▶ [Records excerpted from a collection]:

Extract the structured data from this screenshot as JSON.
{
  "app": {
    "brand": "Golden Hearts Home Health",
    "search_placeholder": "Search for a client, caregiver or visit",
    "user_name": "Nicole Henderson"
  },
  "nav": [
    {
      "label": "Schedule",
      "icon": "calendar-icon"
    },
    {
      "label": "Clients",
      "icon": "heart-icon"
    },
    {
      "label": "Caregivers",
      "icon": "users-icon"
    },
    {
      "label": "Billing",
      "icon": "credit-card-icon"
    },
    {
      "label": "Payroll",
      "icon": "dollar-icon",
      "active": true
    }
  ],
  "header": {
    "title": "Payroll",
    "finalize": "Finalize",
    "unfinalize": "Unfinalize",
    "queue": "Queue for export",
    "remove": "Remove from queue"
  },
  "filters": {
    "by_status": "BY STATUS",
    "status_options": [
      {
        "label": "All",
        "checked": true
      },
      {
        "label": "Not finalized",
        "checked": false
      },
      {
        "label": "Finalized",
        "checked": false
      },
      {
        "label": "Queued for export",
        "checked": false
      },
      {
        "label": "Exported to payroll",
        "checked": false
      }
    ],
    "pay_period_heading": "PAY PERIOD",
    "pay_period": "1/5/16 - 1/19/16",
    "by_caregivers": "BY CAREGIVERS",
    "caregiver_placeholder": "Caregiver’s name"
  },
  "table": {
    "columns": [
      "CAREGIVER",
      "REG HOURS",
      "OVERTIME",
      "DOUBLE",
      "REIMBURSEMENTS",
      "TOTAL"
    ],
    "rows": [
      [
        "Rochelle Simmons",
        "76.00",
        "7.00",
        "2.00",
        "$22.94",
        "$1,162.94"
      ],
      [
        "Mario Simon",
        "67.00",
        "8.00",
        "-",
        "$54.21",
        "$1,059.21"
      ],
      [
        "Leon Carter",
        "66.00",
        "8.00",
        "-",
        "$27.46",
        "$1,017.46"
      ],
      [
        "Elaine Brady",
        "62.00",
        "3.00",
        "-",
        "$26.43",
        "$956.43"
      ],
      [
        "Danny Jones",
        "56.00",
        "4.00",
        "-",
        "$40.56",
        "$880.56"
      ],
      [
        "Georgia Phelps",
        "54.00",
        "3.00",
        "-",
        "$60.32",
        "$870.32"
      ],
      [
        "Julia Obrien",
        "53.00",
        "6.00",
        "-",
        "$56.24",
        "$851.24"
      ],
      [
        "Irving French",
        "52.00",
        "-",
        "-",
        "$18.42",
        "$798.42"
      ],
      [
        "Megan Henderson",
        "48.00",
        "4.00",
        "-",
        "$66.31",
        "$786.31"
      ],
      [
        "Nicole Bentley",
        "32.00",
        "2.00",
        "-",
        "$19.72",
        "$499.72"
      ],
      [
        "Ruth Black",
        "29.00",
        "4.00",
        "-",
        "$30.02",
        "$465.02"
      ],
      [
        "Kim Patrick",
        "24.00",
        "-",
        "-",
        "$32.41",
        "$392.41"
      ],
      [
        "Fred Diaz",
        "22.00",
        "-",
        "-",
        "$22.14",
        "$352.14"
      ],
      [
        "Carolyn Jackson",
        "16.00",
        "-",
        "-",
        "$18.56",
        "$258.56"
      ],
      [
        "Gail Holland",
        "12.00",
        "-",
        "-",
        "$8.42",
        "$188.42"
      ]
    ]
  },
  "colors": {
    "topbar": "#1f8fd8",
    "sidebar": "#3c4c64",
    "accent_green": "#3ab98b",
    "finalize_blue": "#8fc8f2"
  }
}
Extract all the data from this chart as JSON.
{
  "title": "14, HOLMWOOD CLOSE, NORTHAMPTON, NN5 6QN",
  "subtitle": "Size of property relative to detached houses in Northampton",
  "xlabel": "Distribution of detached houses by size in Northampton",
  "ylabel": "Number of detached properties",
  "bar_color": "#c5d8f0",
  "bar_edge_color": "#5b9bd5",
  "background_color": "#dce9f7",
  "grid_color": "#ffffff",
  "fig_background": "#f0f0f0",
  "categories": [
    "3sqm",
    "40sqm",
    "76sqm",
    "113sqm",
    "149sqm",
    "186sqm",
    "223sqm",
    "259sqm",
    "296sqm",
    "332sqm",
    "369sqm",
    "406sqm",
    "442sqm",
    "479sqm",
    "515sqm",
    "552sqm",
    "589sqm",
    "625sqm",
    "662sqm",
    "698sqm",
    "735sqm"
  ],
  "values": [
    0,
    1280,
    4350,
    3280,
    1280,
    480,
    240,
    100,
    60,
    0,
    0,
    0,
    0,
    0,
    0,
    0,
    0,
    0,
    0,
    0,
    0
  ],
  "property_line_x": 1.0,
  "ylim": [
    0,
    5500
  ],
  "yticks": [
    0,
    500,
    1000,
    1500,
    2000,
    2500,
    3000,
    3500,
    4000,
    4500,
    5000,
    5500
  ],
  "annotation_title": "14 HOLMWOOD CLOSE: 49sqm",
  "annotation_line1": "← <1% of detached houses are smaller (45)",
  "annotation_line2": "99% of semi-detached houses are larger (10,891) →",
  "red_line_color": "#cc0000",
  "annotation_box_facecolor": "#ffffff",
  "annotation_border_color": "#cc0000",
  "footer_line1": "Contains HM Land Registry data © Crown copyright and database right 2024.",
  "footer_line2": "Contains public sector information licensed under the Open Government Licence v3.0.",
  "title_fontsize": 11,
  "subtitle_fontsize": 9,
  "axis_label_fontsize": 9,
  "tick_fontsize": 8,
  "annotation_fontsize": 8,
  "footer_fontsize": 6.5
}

▶ [GOAL]:
Repeat exactly the lines above, starting with the line that contains "Extract all the data from this chart as JSON." and ending with the last line, both included, and nothing else.

▶ [THE OUTPUT]:
Extract all the data from this chart as JSON.
{
  "title": "14, HOLMWOOD CLOSE, NORTHAMPTON, NN5 6QN",
  "subtitle": "Size of property relative to detached houses in Northampton",
  "xlabel": "Distribution of detached houses by size in Northampton",
  "ylabel": "Number of detached properties",
  "bar_color": "#c5d8f0",
  "bar_edge_color": "#5b9bd5",
  "background_color": "#dce9f7",
  "grid_color": "#ffffff",
  "fig_background": "#f0f0f0",
  "categories": [
    "3sqm",
    "40sqm",
    "76sqm",
    "113sqm",
    "149sqm",
    "186sqm",
    "223sqm",
    "259sqm",
    "296sqm",
    "332sqm",
    "369sqm",
    "406sqm",
    "442sqm",
    "479sqm",
    "515sqm",
    "552sqm",
    "589sqm",
    "625sqm",
    "662sqm",
    "698sqm",
    "735sqm"
  ],
  "values": [
    0,
    1280,
    4350,
    3280,
    1280,
    480,
    240,
    100,
    60,
    0,
    0,
    0,
    0,
    0,
    0,
    0,
    0,
    0,
    0,
    0,
    0
  ],
  "property_line_x": 1.0,
  "ylim": [
    0,
    5500
  ],
  "yticks": [
    0,
    500,
    1000,
    1500,
    2000,
    2500,
    3000,
    3500,
    4000,
    4500,
    5000,
    5500
  ],
  "annotation_title": "14 HOLMWOOD CLOSE: 49sqm",
  "annotation_line1": "← <1% of detached houses are smaller (45)",
  "annotation_line2": "99% of semi-detached houses are larger (10,891) →",
  "red_line_color": "#cc0000",
  "annotation_box_facecolor": "#ffffff",
  "annotation_border_color": "#cc0000",
  "footer_line1": "Contains HM Land Registry data © Crown copyright and database right 2024.",
  "footer_line2": "Contains public sector information licensed under the Open Government Licence v3.0.",
  "title_fontsize": 11,
  "subtitle_fontsize": 9,
  "axis_label_fontsize": 9,
  "tick_fontsize": 8,
  "annotation_fontsize": 8,
  "footer_fontsize": 6.5
}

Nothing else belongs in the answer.